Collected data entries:

*****

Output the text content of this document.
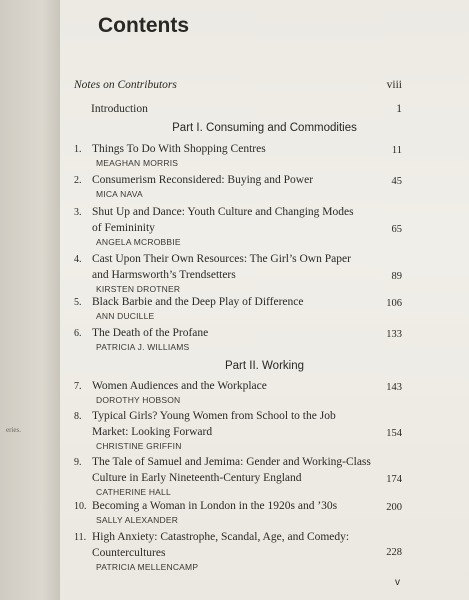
eries.
Contents
Notes on Contributors	viii
Introduction	1
Part I. Consuming and Commodities
1. Things To Do With Shopping Centres	11
MEAGHAN MORRIS
2. Consumerism Reconsidered: Buying and Power	45
MICA NAVA
3. Shut Up and Dance: Youth Culture and Changing Modes
of Femininity	65
ANGELA MCROBBIE
4. Cast Upon Their Own Resources: The Girl’s Own Paper
and Harmsworth’s Trendsetters	89
KIRSTEN DROTNER
5. Black Barbie and the Deep Play of Difference	106
ANN DUCILLE
6. The Death of the Profane	133
PATRICIA J. WILLIAMS
Part II. Working
7. Women Audiences and the Workplace	143
DOROTHY HOBSON
8. Typical Girls? Young Women from School to the Job
Market: Looking Forward	154
CHRISTINE GRIFFIN
9. The Tale of Samuel and Jemima: Gender and Working-Class
Culture in Early Nineteenth-Century England	174
CATHERINE HALL
10. Becoming a Woman in London in the 1920s and ’30s	200
SALLY ALEXANDER
11. High Anxiety: Catastrophe, Scandal, Age, and Comedy:
Countercultures	228
PATRICIA MELLENCAMP
v
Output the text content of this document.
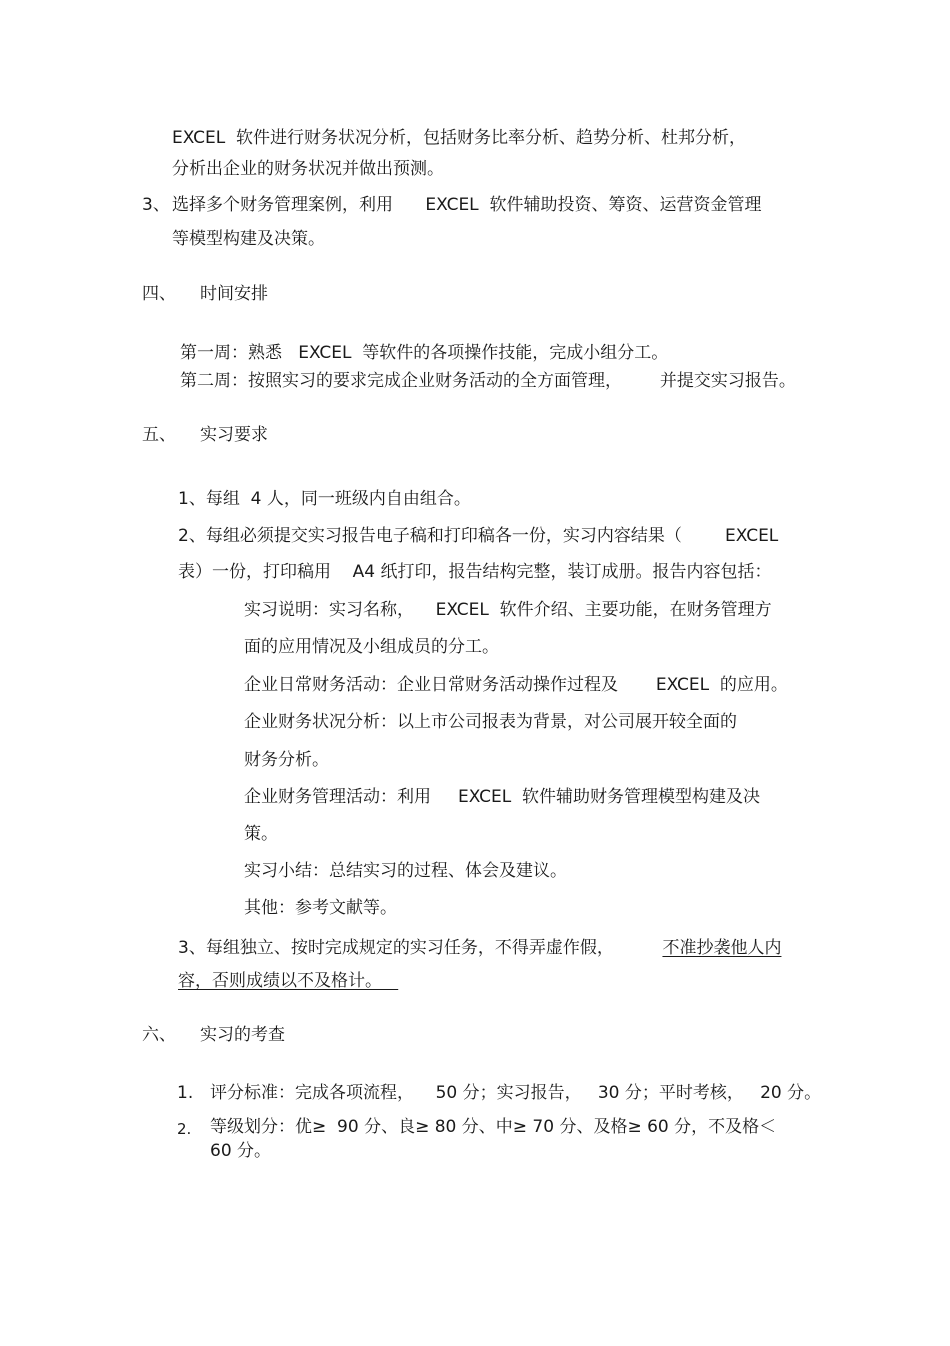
EXCEL  软件进行财务状况分析，包括财务比率分析、趋势分析、杜邦分析，
分析出企业的财务状况并做出预测。
3、 选择多个财务管理案例，利用      EXCEL  软件辅助投资、筹资、运营资金管理
等模型构建及决策。
四、 时间安排
第一周：熟悉   EXCEL  等软件的各项操作技能，完成小组分工。
第二周：按照实习的要求完成企业财务活动的全方面管理，       并提交实习报告。
五、 实习要求
1、每组  4 人，同一班级内自由组合。
2、每组必须提交实习报告电子稿和打印稿各一份，实习内容结果（        EXCEL
表）一份，打印稿用    A4 纸打印，报告结构完整，装订成册。报告内容包括：
实习说明：实习名称，    EXCEL  软件介绍、主要功能，在财务管理方
面的应用情况及小组成员的分工。
企业日常财务活动：企业日常财务活动操作过程及       EXCEL  的应用。
企业财务状况分析：以上市公司报表为背景，对公司展开较全面的
财务分析。
企业财务管理活动：利用     EXCEL  软件辅助财务管理模型构建及决
策。
实习小结：总结实习的过程、体会及建议。
其他：参考文献等。
3、每组独立、按时完成规定的实习任务，不得弄虚作假，         不准抄袭他人内
容，否则成绩以不及格计。
六、 实习的考查
1. 评分标准：完成各项流程，    50 分；实习报告，   30 分；平时考核，   20 分。
2. 等级划分：优≥  90 分、良≥ 80 分、中≥ 70 分、及格≥ 60 分，不及格＜
60 分。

*****

Exercise task:
State how many lines of the material contain the string "EXCEL", with no other words.

Output below:
7